◆ Exercise details ◆
All records below must be retyped exactly.

[Dataset entries]

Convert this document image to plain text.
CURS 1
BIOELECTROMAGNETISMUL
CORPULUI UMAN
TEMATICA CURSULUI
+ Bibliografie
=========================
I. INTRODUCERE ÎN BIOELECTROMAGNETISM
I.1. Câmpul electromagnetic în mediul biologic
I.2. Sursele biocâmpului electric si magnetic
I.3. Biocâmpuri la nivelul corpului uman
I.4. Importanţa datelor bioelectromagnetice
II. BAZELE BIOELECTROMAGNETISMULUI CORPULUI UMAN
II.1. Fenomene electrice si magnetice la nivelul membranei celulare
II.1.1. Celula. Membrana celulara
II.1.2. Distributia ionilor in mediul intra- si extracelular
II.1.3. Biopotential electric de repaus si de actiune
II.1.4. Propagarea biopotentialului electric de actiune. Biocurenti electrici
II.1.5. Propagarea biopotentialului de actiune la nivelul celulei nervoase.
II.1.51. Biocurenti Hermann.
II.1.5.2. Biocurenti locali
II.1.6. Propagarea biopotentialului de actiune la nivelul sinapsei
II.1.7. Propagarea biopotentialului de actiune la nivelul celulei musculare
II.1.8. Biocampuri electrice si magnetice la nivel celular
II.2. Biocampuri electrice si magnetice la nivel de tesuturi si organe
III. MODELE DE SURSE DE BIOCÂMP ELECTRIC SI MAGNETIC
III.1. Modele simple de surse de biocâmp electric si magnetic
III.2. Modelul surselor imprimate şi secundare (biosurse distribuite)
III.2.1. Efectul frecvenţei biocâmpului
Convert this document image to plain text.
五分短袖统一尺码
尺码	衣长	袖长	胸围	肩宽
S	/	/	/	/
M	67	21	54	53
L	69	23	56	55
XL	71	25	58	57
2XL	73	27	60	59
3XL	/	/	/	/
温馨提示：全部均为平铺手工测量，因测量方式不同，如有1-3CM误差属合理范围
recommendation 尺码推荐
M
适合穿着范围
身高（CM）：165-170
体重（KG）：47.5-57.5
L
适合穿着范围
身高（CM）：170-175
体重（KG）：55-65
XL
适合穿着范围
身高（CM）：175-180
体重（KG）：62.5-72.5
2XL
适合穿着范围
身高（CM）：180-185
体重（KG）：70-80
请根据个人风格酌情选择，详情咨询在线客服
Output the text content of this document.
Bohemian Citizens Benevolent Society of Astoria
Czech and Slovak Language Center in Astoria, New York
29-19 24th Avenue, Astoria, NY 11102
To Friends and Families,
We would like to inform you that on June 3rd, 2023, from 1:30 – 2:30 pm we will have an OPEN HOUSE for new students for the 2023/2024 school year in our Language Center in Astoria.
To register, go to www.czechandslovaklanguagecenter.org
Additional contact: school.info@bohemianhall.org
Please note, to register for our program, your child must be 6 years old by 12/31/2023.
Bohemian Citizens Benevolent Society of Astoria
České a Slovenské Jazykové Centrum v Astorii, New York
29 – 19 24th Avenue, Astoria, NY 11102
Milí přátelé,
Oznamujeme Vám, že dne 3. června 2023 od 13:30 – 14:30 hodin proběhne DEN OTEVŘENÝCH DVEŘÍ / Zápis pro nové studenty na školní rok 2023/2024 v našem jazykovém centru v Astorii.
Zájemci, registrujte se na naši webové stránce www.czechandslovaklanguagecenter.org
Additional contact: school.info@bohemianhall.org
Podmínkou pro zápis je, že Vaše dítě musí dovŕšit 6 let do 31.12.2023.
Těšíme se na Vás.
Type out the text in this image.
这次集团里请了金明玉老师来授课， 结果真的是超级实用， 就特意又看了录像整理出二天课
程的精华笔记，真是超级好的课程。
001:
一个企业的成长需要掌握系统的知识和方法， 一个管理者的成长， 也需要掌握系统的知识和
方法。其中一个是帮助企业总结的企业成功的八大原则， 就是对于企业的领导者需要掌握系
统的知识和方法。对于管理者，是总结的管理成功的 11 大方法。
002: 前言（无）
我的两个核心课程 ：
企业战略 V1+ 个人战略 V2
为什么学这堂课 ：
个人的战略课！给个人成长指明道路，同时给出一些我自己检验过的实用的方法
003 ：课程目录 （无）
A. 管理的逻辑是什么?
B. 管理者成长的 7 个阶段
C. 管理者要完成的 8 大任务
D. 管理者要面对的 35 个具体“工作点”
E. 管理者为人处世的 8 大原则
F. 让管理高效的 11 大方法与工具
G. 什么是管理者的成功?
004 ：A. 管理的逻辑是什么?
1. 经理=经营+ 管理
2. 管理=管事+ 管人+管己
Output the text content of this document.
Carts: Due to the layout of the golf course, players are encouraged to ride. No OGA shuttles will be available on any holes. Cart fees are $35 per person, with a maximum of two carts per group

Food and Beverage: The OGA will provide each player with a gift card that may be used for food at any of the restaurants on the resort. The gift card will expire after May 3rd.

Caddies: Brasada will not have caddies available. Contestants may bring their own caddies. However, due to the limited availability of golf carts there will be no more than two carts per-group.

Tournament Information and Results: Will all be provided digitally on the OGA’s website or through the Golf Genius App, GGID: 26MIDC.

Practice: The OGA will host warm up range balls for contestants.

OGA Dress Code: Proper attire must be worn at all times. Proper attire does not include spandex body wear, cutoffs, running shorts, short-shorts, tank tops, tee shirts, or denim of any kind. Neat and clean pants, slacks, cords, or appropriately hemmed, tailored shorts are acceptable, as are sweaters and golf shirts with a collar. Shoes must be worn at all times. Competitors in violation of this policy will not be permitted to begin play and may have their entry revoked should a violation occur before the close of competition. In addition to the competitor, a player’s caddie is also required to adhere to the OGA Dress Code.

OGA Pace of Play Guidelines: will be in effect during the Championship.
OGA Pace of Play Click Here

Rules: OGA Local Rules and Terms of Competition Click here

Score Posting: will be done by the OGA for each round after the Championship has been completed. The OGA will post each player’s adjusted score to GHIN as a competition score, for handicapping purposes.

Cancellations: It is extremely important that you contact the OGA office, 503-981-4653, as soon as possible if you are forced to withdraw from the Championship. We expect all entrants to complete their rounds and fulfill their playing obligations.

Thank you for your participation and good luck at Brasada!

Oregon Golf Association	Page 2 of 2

◆ Answer ◆
Convert this document image to plain text.
CURS 1
BIOELECTROMAGNETISMUL
CORPULUI UMAN
TEMATICA CURSULUI
+ Bibliografie
=========================
I. INTRODUCERE ÎN BIOELECTROMAGNETISM
I.1. Câmpul electromagnetic în mediul biologic
I.2. Sursele biocâmpului electric si magnetic
I.3. Biocâmpuri la nivelul corpului uman
I.4. Importanţa datelor bioelectromagnetice
II. BAZELE BIOELECTROMAGNETISMULUI CORPULUI UMAN
II.1. Fenomene electrice si magnetice la nivelul membranei celulare
II.1.1. Celula. Membrana celulara
II.1.2. Distributia ionilor in mediul intra- si extracelular
II.1.3. Biopotential electric de repaus si de actiune
II.1.4. Propagarea biopotentialului electric de actiune. Biocurenti electrici
II.1.5. Propagarea biopotentialului de actiune la nivelul celulei nervoase.
II.1.51. Biocurenti Hermann.
II.1.5.2. Biocurenti locali
II.1.6. Propagarea biopotentialului de actiune la nivelul sinapsei
II.1.7. Propagarea biopotentialului de actiune la nivelul celulei musculare
II.1.8. Biocampuri electrice si magnetice la nivel celular
II.2. Biocampuri electrice si magnetice la nivel de tesuturi si organe
III. MODELE DE SURSE DE BIOCÂMP ELECTRIC SI MAGNETIC
III.1. Modele simple de surse de biocâmp electric si magnetic
III.2. Modelul surselor imprimate şi secundare (biosurse distribuite)
III.2.1. Efectul frecvenţei biocâmpului
Convert this document image to plain text.
五分短袖统一尺码
尺码	衣长	袖长	胸围	肩宽
S	/	/	/	/
M	67	21	54	53
L	69	23	56	55
XL	71	25	58	57
2XL	73	27	60	59
3XL	/	/	/	/
温馨提示：全部均为平铺手工测量，因测量方式不同，如有1-3CM误差属合理范围
recommendation 尺码推荐
M
适合穿着范围
身高（CM）：165-170
体重（KG）：47.5-57.5
L
适合穿着范围
身高（CM）：170-175
体重（KG）：55-65
XL
适合穿着范围
身高（CM）：175-180
体重（KG）：62.5-72.5
2XL
适合穿着范围
身高（CM）：180-185
体重（KG）：70-80
请根据个人风格酌情选择，详情咨询在线客服
Output the text content of this document.
Bohemian Citizens Benevolent Society of Astoria
Czech and Slovak Language Center in Astoria, New York
29-19 24th Avenue, Astoria, NY 11102
To Friends and Families,
We would like to inform you that on June 3rd, 2023, from 1:30 – 2:30 pm we will have an OPEN HOUSE for new students for the 2023/2024 school year in our Language Center in Astoria.
To register, go to www.czechandslovaklanguagecenter.org
Additional contact: school.info@bohemianhall.org
Please note, to register for our program, your child must be 6 years old by 12/31/2023.
Bohemian Citizens Benevolent Society of Astoria
České a Slovenské Jazykové Centrum v Astorii, New York
29 – 19 24th Avenue, Astoria, NY 11102
Milí přátelé,
Oznamujeme Vám, že dne 3. června 2023 od 13:30 – 14:30 hodin proběhne DEN OTEVŘENÝCH DVEŘÍ / Zápis pro nové studenty na školní rok 2023/2024 v našem jazykovém centru v Astorii.
Zájemci, registrujte se na naši webové stránce www.czechandslovaklanguagecenter.org
Additional contact: school.info@bohemianhall.org
Podmínkou pro zápis je, že Vaše dítě musí dovŕšit 6 let do 31.12.2023.
Těšíme se na Vás.
Type out the text in this image.
这次集团里请了金明玉老师来授课， 结果真的是超级实用， 就特意又看了录像整理出二天课
程的精华笔记，真是超级好的课程。
001:
一个企业的成长需要掌握系统的知识和方法， 一个管理者的成长， 也需要掌握系统的知识和
方法。其中一个是帮助企业总结的企业成功的八大原则， 就是对于企业的领导者需要掌握系
统的知识和方法。对于管理者，是总结的管理成功的 11 大方法。
002: 前言（无）
我的两个核心课程 ：
企业战略 V1+ 个人战略 V2
为什么学这堂课 ：
个人的战略课！给个人成长指明道路，同时给出一些我自己检验过的实用的方法
003 ：课程目录 （无）
A. 管理的逻辑是什么?
B. 管理者成长的 7 个阶段
C. 管理者要完成的 8 大任务
D. 管理者要面对的 35 个具体“工作点”
E. 管理者为人处世的 8 大原则
F. 让管理高效的 11 大方法与工具
G. 什么是管理者的成功?
004 ：A. 管理的逻辑是什么?
1. 经理=经营+ 管理
2. 管理=管事+ 管人+管己
Output the text content of this document.
Carts: Due to the layout of the golf course, players are encouraged to ride. No OGA shuttles will be available on any holes. Cart fees are $35 per person, with a maximum of two carts per group

Food and Beverage: The OGA will provide each player with a gift card that may be used for food at any of the restaurants on the resort. The gift card will expire after May 3rd.

Caddies: Brasada will not have caddies available. Contestants may bring their own caddies. However, due to the limited availability of golf carts there will be no more than two carts per-group.

Tournament Information and Results: Will all be provided digitally on the OGA’s website or through the Golf Genius App, GGID: 26MIDC.

Practice: The OGA will host warm up range balls for contestants.

OGA Dress Code: Proper attire must be worn at all times. Proper attire does not include spandex body wear, cutoffs, running shorts, short-shorts, tank tops, tee shirts, or denim of any kind. Neat and clean pants, slacks, cords, or appropriately hemmed, tailored shorts are acceptable, as are sweaters and golf shirts with a collar. Shoes must be worn at all times. Competitors in violation of this policy will not be permitted to begin play and may have their entry revoked should a violation occur before the close of competition. In addition to the competitor, a player’s caddie is also required to adhere to the OGA Dress Code.

OGA Pace of Play Guidelines: will be in effect during the Championship.
OGA Pace of Play Click Here

Rules: OGA Local Rules and Terms of Competition Click here

Score Posting: will be done by the OGA for each round after the Championship has been completed. The OGA will post each player’s adjusted score to GHIN as a competition score, for handicapping purposes.

Cancellations: It is extremely important that you contact the OGA office, 503-981-4653, as soon as possible if you are forced to withdraw from the Championship. We expect all entrants to complete their rounds and fulfill their playing obligations.

Thank you for your participation and good luck at Brasada!

Oregon Golf Association	Page 2 of 2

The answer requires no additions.